-- Request --
Write every entry out again exactly, please, and skip the pictures.

• • • • • • •

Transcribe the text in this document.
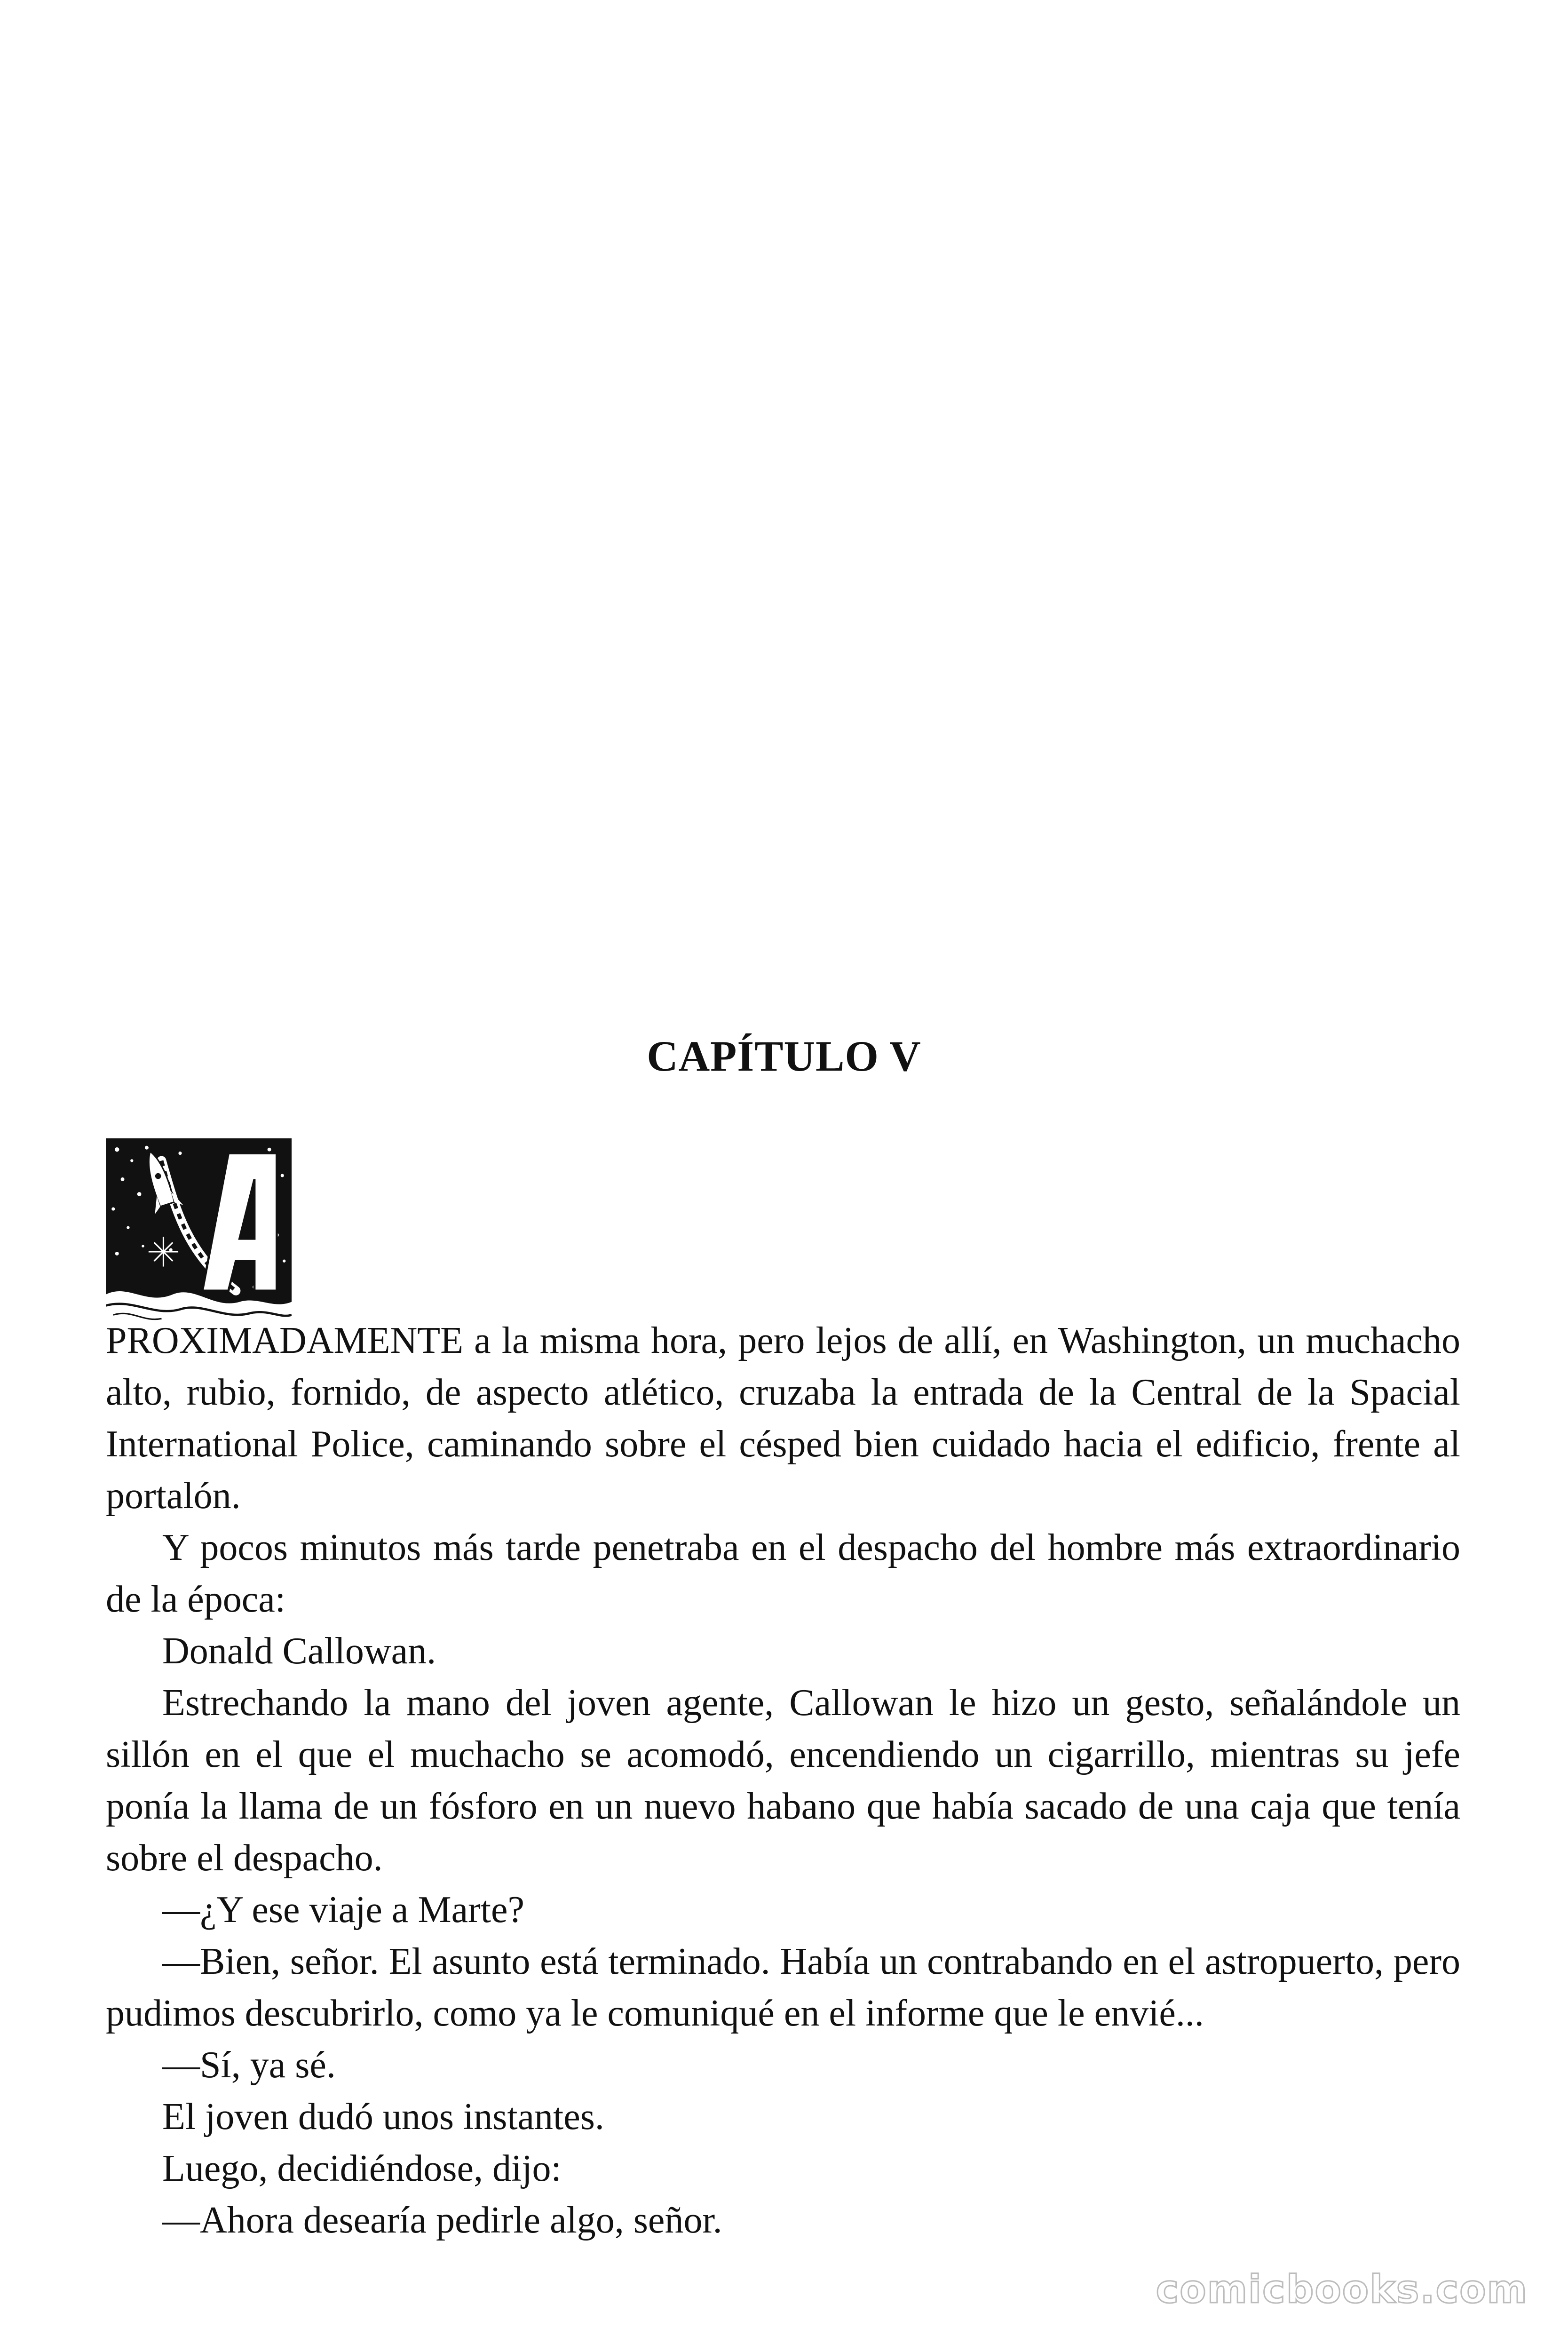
CAPÍTULO V

PROXIMADAMENTE a la misma hora, pero lejos de allí, en Washington, un muchacho alto, rubio, fornido, de aspecto atlético, cruzaba la entrada de la Central de la Spacial International Police, caminando sobre el césped bien cuidado hacia el edificio, frente al portalón.

Y pocos minutos más tarde penetraba en el despacho del hombre más extraordinario de la época:

Donald Callowan.

Estrechando la mano del joven agente, Callowan le hizo un gesto, señalándole un sillón en el que el muchacho se acomodó, encendiendo un cigarrillo, mientras su jefe ponía la llama de un fósforo en un nuevo habano que había sacado de una caja que tenía sobre el despacho.

—¿Y ese viaje a Marte?

—Bien, señor. El asunto está terminado. Había un contrabando en el astropuerto, pero pudimos descubrirlo, como ya le comuniqué en el informe que le envié...

—Sí, ya sé.

El joven dudó unos instantes.

Luego, decidiéndose, dijo:

—Ahora desearía pedirle algo, señor.

comicbooks.com
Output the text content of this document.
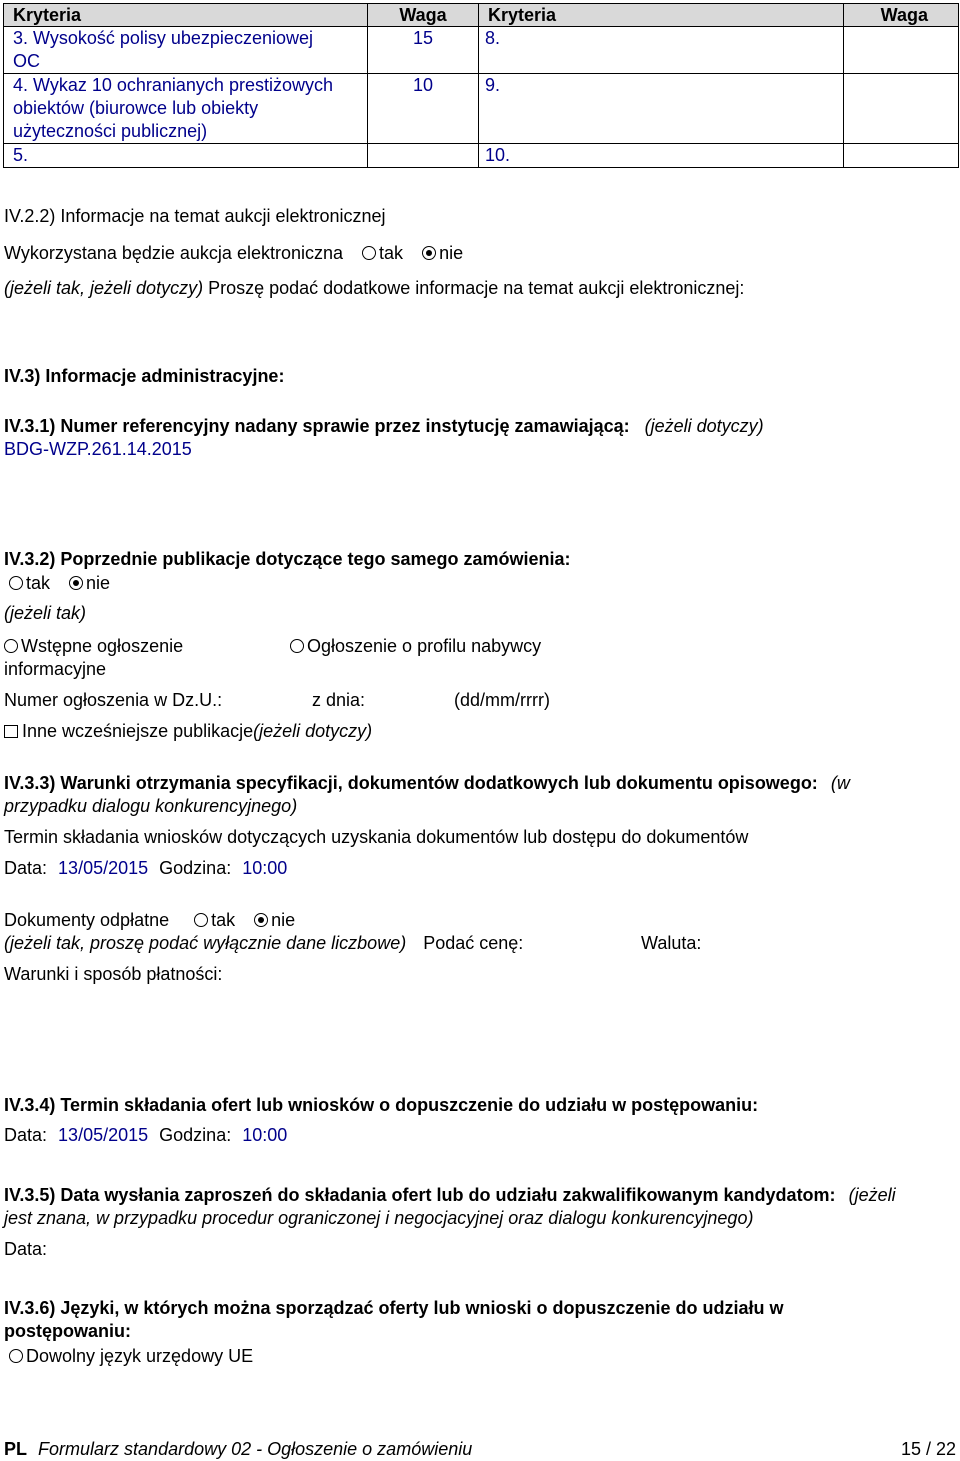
Kryteria	Waga	Kryteria	Waga

3. Wysokość polisy ubezpieczeniowej
OC	15	8.	

4. Wykaz 10 ochranianych prestiżowych
obiektów (biurowce lub obiekty
użyteczności publicznej)	10	9.	
5.		10.	
IV.2.2) Informacje na temat aukcji elektronicznej
Wykorzystana będzie aukcja elektroniczna tak nie
(jeżeli tak, jeżeli dotyczy) Proszę podać dodatkowe informacje na temat aukcji elektronicznej:
IV.3) Informacje administracyjne:
IV.3.1) Numer referencyjny nadany sprawie przez instytucję zamawiającą: (jeżeli dotyczy)
BDG-WZP.261.14.2015
IV.3.2) Poprzednie publikacje dotyczące tego samego zamówienia:
tak nie
(jeżeli tak)
Wstępne ogłoszenie
informacyjne
Ogłoszenie o profilu nabywcy
Numer ogłoszenia w Dz.U.:	z dnia:	(dd/mm/rrrr)
Inne wcześniejsze publikacje(jeżeli dotyczy)
IV.3.3) Warunki otrzymania specyfikacji, dokumentów dodatkowych lub dokumentu opisowego: (w
przypadku dialogu konkurencyjnego)
Termin składania wniosków dotyczących uzyskania dokumentów lub dostępu do dokumentów
Data: 13/05/2015 Godzina: 10:00
Dokumenty odpłatne tak nie
(jeżeli tak, proszę podać wyłącznie dane liczbowe) Podać cenę:	Waluta:
Warunki i sposób płatności:
IV.3.4) Termin składania ofert lub wniosków o dopuszczenie do udziału w postępowaniu:
Data: 13/05/2015 Godzina: 10:00
IV.3.5) Data wysłania zaproszeń do składania ofert lub do udziału zakwalifikowanym kandydatom: (jeżeli
jest znana, w przypadku procedur ograniczonej i negocjacyjnej oraz dialogu konkurencyjnego)
Data:
IV.3.6) Języki, w których można sporządzać oferty lub wnioski o dopuszczenie do udziału w
postępowaniu:
Dowolny język urzędowy UE
PL Formularz standardowy 02 - Ogłoszenie o zamówieniu	15 / 22
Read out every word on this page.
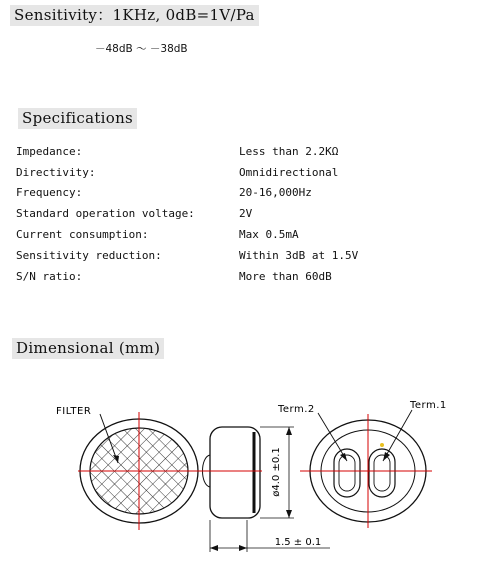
Sensitivity：1KHz, 0dB=1V/Pa
－48dB ～ －38dB
Specifications
Impedance:	Less than 2.2KΩ
Directivity:	Omnidirectional
Frequency:	20-16,000Hz
Standard operation voltage:	2V
Current consumption:	Max 0.5mA
Sensitivity reduction:	Within 3dB at 1.5V
S/N ratio:	More than 60dB
Dimensional (mm)
FILTER
ø4.0 ±0.1
1.5 ± 0.1
Term.2	Term.1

• • • • • • •

-- Answer to the task --
Transcribe the text in this document.
CAPÍTULO V

PROXIMADAMENTE a la misma hora, pero lejos de allí, en Washington, un muchacho alto, rubio, fornido, de aspecto atlético, cruzaba la entrada de la Central de la Spacial International Police, caminando sobre el césped bien cuidado hacia el edificio, frente al portalón.

Y pocos minutos más tarde penetraba en el despacho del hombre más extraordinario de la época:

Donald Callowan.

Estrechando la mano del joven agente, Callowan le hizo un gesto, señalándole un sillón en el que el muchacho se acomodó, encendiendo un cigarrillo, mientras su jefe ponía la llama de un fósforo en un nuevo habano que había sacado de una caja que tenía sobre el despacho.

—¿Y ese viaje a Marte?

—Bien, señor. El asunto está terminado. Había un contrabando en el astropuerto, pero pudimos descubrirlo, como ya le comuniqué en el informe que le envié...

—Sí, ya sé.

El joven dudó unos instantes.

Luego, decidiéndose, dijo:

—Ahora desearía pedirle algo, señor.

comicbooks.com
Output the text content of this document.
Kryteria	Waga	Kryteria	Waga

3. Wysokość polisy ubezpieczeniowej
OC	15	8.	

4. Wykaz 10 ochranianych prestiżowych
obiektów (biurowce lub obiekty
użyteczności publicznej)	10	9.	
5.		10.	
IV.2.2) Informacje na temat aukcji elektronicznej
Wykorzystana będzie aukcja elektroniczna tak nie
(jeżeli tak, jeżeli dotyczy) Proszę podać dodatkowe informacje na temat aukcji elektronicznej:
IV.3) Informacje administracyjne:
IV.3.1) Numer referencyjny nadany sprawie przez instytucję zamawiającą: (jeżeli dotyczy)
BDG-WZP.261.14.2015
IV.3.2) Poprzednie publikacje dotyczące tego samego zamówienia:
tak nie
(jeżeli tak)
Wstępne ogłoszenie
informacyjne
Ogłoszenie o profilu nabywcy
Numer ogłoszenia w Dz.U.:	z dnia:	(dd/mm/rrrr)
Inne wcześniejsze publikacje(jeżeli dotyczy)
IV.3.3) Warunki otrzymania specyfikacji, dokumentów dodatkowych lub dokumentu opisowego: (w
przypadku dialogu konkurencyjnego)
Termin składania wniosków dotyczących uzyskania dokumentów lub dostępu do dokumentów
Data: 13/05/2015 Godzina: 10:00
Dokumenty odpłatne tak nie
(jeżeli tak, proszę podać wyłącznie dane liczbowe) Podać cenę:	Waluta:
Warunki i sposób płatności:
IV.3.4) Termin składania ofert lub wniosków o dopuszczenie do udziału w postępowaniu:
Data: 13/05/2015 Godzina: 10:00
IV.3.5) Data wysłania zaproszeń do składania ofert lub do udziału zakwalifikowanym kandydatom: (jeżeli
jest znana, w przypadku procedur ograniczonej i negocjacyjnej oraz dialogu konkurencyjnego)
Data:
IV.3.6) Języki, w których można sporządzać oferty lub wnioski o dopuszczenie do udziału w
postępowaniu:
Dowolny język urzędowy UE
PL Formularz standardowy 02 - Ogłoszenie o zamówieniu	15 / 22
Read out every word on this page.
Sensitivity：1KHz, 0dB=1V/Pa
－48dB ～ －38dB
Specifications
Impedance:	Less than 2.2KΩ
Directivity:	Omnidirectional
Frequency:	20-16,000Hz
Standard operation voltage:	2V
Current consumption:	Max 0.5mA
Sensitivity reduction:	Within 3dB at 1.5V
S/N ratio:	More than 60dB
Dimensional (mm)
FILTER
ø4.0 ±0.1
1.5 ± 0.1
Term.2	Term.1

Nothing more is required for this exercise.